Instruction: Transcribe the whole listing below without changing a word, but leave out every image.
============================================================
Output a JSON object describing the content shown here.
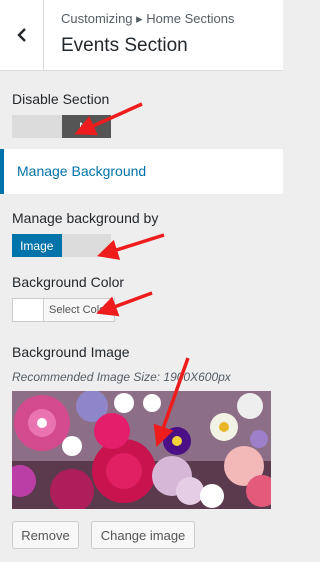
{
  "header": {
    "breadcrumb": "Customizing ▸ Home Sections",
    "title": "Events Section",
    "back_icon": "chevron-left-icon"
  },
  "disable_section": {
    "label": "Disable Section",
    "selected_option": "No"
  },
  "manage_panel": {
    "label": "Manage Background"
  },
  "manage_by": {
    "label": "Manage background by",
    "selected_option": "Image"
  },
  "background_color": {
    "label": "Background Color",
    "button_label": "Select Color",
    "value": "#ffffff"
  },
  "background_image": {
    "label": "Background Image",
    "recommended": "Recommended Image Size: 1900X600px",
    "remove_label": "Remove",
    "change_label": "Change image"
  },
  "colors": {
    "accent": "#0073aa",
    "arrow": "#ee1c1c"
  }
}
============================================================
The answer:
Output a JSON object describing the content shown here.
{
  "header": {
    "breadcrumb": "Customizing ▸ Home Sections",
    "title": "Events Section",
    "back_icon": "chevron-left-icon"
  },
  "disable_section": {
    "label": "Disable Section",
    "selected_option": "No"
  },
  "manage_panel": {
    "label": "Manage Background"
  },
  "manage_by": {
    "label": "Manage background by",
    "selected_option": "Image"
  },
  "background_color": {
    "label": "Background Color",
    "button_label": "Select Color",
    "value": "#ffffff"
  },
  "background_image": {
    "label": "Background Image",
    "recommended": "Recommended Image Size: 1900X600px",
    "remove_label": "Remove",
    "change_label": "Change image"
  },
  "colors": {
    "accent": "#0073aa",
    "arrow": "#ee1c1c"
  }
}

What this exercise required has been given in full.